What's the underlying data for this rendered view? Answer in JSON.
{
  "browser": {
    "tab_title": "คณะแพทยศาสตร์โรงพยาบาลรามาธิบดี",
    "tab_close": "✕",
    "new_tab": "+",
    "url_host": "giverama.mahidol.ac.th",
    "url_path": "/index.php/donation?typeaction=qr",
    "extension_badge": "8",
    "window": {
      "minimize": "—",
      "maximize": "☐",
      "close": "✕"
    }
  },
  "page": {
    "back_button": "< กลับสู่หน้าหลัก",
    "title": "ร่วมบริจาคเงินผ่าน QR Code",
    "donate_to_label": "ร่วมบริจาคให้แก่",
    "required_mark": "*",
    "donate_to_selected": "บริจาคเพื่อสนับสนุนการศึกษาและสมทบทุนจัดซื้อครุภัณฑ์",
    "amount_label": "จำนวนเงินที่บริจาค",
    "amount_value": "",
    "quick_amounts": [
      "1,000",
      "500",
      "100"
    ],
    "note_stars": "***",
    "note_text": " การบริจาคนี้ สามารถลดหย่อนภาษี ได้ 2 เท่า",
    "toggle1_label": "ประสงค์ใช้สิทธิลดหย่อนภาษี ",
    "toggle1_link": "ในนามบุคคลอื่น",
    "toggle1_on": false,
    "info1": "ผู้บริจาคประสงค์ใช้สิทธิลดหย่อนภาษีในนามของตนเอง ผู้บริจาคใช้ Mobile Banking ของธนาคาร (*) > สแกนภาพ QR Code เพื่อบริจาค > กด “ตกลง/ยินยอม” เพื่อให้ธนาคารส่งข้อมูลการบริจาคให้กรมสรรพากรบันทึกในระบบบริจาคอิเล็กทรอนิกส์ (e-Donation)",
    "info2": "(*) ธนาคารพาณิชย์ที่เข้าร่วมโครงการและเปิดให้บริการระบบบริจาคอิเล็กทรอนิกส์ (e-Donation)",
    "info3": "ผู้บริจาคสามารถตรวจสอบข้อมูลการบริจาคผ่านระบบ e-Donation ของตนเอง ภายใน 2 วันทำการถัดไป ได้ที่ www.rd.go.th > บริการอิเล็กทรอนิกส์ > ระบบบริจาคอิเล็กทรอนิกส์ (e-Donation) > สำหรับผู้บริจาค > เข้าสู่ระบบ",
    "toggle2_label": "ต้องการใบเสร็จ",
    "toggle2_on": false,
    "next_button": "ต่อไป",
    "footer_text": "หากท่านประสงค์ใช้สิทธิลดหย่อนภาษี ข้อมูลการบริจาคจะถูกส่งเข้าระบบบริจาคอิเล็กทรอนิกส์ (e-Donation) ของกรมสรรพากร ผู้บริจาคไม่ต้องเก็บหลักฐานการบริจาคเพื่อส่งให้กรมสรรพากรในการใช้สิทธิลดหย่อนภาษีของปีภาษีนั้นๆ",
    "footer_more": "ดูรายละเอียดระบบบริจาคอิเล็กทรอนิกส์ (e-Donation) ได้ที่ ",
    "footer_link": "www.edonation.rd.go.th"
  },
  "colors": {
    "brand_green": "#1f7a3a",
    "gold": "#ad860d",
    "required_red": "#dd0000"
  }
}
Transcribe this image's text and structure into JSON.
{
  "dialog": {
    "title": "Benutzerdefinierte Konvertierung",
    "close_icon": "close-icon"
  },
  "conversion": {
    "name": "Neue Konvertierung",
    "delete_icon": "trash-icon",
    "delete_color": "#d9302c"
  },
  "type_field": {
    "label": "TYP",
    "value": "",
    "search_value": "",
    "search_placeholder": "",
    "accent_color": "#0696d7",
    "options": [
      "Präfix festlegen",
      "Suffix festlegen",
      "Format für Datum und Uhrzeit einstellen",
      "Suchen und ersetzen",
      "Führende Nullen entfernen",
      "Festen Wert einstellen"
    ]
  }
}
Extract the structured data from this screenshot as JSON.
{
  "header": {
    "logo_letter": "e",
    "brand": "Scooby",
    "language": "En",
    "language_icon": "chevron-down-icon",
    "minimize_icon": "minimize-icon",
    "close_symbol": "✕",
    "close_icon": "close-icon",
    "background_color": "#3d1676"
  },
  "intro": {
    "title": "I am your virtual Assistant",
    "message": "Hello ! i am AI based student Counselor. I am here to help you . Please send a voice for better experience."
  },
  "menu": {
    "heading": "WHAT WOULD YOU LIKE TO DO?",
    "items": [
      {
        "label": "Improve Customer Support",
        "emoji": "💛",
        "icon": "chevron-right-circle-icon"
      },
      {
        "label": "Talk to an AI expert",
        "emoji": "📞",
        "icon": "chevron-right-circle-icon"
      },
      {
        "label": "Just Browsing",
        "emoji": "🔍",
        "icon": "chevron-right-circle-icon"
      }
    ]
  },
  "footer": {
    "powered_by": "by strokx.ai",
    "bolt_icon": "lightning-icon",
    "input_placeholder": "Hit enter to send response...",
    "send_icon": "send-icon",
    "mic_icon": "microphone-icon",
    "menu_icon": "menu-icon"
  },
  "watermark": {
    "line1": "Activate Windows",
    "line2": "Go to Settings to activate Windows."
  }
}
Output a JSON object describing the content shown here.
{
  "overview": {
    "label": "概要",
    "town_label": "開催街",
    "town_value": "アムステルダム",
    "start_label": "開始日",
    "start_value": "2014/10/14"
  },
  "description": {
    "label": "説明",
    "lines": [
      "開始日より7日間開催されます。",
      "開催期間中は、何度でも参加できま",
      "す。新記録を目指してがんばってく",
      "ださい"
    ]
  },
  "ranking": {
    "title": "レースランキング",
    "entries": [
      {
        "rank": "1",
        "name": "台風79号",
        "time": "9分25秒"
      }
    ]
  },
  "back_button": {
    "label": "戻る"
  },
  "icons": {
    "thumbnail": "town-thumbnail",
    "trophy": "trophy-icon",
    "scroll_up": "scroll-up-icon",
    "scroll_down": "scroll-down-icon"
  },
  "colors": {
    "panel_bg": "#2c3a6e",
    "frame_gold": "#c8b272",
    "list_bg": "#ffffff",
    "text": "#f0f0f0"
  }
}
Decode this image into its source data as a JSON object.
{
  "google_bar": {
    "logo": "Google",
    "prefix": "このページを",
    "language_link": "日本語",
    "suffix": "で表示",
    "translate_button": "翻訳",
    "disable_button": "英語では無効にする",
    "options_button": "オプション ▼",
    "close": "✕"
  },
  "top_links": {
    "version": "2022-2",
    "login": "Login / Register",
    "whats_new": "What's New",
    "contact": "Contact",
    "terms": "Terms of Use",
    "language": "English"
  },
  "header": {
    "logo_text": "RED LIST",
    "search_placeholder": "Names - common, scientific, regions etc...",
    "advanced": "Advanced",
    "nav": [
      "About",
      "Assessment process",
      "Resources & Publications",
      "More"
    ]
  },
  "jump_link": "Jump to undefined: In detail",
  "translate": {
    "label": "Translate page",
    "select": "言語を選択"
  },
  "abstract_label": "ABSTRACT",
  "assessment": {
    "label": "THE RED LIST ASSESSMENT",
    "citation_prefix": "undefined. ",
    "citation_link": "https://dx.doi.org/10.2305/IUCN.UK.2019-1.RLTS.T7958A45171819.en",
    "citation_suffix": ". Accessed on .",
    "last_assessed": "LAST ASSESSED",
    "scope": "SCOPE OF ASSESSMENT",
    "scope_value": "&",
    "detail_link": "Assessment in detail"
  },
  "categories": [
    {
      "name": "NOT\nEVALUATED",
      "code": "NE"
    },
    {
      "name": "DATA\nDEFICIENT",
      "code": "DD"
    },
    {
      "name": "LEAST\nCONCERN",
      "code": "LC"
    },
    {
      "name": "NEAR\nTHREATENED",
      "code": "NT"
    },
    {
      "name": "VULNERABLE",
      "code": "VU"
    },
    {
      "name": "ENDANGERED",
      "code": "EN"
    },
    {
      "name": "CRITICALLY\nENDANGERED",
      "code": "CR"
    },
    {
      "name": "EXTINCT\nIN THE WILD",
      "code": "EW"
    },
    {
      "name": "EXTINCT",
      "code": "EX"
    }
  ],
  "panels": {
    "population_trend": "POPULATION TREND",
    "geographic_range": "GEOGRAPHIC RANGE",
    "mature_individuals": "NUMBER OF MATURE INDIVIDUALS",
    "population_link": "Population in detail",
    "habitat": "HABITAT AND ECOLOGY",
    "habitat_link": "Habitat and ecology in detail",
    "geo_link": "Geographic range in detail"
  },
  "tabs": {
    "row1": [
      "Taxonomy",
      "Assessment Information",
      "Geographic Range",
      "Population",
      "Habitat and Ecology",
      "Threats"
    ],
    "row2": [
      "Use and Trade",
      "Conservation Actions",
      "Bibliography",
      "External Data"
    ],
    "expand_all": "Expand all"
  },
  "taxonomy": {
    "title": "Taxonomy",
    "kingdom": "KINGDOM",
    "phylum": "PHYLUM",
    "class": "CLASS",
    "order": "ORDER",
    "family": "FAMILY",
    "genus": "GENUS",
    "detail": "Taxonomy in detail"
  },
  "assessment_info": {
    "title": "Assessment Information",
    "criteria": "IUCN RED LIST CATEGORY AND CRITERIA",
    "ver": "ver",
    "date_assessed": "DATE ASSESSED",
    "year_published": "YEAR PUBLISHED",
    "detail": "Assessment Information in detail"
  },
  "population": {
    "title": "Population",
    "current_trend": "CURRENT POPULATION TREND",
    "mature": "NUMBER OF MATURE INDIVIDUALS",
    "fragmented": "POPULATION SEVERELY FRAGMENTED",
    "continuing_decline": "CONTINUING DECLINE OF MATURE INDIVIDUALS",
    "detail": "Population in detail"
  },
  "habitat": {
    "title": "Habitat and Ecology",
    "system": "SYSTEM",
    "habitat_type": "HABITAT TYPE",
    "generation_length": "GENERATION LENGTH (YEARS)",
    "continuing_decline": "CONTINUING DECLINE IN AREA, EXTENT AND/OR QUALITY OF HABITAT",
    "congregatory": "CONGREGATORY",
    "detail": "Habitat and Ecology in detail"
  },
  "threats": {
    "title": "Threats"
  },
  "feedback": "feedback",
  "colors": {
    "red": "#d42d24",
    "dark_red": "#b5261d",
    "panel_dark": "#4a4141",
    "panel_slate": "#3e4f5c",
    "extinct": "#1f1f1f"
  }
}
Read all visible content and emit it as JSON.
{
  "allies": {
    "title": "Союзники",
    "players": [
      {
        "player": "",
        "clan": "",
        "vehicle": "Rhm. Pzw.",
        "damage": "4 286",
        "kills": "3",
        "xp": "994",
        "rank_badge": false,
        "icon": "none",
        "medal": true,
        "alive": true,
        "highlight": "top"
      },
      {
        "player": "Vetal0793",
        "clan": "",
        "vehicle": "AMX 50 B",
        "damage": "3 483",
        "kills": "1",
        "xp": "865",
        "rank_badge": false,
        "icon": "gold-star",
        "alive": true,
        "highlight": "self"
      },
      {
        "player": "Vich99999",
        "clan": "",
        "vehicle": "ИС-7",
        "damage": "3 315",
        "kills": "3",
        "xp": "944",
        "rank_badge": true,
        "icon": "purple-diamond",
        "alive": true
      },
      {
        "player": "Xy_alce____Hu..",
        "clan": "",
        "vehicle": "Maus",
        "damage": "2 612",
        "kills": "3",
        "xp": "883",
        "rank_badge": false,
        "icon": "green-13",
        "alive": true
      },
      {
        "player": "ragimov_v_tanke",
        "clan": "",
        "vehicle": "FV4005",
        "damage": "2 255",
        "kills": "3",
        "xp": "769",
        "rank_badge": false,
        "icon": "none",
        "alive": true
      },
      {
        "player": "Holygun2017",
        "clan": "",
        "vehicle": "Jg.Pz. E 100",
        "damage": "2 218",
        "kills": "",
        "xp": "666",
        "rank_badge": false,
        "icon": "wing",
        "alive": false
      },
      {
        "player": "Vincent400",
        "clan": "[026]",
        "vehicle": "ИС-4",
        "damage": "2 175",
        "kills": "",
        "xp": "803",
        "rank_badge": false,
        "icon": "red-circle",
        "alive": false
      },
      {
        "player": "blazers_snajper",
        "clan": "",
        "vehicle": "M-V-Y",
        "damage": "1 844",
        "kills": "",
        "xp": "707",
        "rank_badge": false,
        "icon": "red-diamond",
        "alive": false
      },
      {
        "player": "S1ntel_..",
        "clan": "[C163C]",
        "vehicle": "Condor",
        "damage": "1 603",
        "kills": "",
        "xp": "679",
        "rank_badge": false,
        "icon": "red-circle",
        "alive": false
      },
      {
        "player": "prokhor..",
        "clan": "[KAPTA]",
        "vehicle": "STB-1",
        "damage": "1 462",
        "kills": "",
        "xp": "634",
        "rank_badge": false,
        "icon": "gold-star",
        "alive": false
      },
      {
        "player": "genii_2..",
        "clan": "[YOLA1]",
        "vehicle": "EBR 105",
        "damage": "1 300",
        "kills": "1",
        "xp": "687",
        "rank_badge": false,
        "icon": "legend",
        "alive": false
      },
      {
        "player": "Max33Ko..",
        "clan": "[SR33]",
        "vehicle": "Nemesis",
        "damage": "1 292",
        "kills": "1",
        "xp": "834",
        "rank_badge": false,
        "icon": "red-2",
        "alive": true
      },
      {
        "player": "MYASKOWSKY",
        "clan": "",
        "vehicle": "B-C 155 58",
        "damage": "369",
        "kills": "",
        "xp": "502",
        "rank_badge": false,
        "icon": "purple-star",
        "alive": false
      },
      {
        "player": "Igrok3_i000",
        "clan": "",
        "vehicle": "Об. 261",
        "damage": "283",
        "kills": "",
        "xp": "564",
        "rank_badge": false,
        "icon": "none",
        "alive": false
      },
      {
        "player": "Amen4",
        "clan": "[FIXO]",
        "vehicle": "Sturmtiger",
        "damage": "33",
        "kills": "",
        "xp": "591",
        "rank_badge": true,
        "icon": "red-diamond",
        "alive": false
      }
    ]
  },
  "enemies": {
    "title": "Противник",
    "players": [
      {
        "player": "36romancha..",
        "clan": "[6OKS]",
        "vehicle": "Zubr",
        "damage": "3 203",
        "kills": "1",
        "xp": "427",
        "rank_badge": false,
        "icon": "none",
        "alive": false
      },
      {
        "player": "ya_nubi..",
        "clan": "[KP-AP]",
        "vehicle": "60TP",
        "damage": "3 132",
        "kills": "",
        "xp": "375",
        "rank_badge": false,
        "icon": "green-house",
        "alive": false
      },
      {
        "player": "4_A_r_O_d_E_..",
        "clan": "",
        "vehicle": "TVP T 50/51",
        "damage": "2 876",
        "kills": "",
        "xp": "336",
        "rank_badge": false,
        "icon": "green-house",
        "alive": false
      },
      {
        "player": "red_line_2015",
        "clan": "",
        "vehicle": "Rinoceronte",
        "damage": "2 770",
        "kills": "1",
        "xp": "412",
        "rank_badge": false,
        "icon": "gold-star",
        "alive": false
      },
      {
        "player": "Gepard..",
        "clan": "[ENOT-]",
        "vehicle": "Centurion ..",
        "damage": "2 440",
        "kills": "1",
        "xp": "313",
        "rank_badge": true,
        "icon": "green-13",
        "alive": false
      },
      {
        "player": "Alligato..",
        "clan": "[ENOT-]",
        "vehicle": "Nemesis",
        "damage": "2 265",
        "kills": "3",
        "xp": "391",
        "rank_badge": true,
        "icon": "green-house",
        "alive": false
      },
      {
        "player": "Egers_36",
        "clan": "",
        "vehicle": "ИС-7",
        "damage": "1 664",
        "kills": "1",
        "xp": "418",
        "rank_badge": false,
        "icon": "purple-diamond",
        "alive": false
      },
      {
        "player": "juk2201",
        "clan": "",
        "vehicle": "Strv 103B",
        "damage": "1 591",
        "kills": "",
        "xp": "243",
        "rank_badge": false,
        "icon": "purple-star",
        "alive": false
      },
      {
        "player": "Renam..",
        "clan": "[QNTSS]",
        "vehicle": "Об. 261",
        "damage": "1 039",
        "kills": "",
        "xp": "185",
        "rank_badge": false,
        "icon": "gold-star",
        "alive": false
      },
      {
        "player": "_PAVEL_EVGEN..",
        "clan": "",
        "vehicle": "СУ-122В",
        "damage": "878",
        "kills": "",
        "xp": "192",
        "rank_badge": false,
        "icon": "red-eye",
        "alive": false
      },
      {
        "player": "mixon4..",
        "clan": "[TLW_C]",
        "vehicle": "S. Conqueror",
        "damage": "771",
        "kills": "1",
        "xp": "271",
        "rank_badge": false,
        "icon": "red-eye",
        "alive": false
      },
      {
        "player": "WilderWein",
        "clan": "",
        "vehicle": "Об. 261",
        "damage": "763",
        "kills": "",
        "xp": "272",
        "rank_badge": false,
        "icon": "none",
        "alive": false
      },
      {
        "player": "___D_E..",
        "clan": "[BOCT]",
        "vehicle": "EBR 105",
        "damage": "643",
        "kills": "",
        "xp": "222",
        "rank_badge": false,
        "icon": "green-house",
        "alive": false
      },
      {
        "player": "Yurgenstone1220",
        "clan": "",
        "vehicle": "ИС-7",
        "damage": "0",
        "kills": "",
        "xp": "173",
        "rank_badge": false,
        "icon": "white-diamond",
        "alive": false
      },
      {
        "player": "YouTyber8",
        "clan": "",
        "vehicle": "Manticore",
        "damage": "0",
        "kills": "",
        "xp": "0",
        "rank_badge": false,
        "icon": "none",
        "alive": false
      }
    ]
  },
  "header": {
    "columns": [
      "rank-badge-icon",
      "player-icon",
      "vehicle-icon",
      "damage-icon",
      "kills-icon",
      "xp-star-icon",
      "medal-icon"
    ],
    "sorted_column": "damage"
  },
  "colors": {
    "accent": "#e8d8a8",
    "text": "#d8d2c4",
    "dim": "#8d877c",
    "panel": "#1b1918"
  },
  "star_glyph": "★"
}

--------------------------------

**Written exercise**: Out of the records, collect only those lines that contain the string "DECLINE".

**Reply**:
    "continuing_decline": "CONTINUING DECLINE OF MATURE INDIVIDUALS",
    "continuing_decline": "CONTINUING DECLINE IN AREA, EXTENT AND/OR QUALITY OF HABITAT",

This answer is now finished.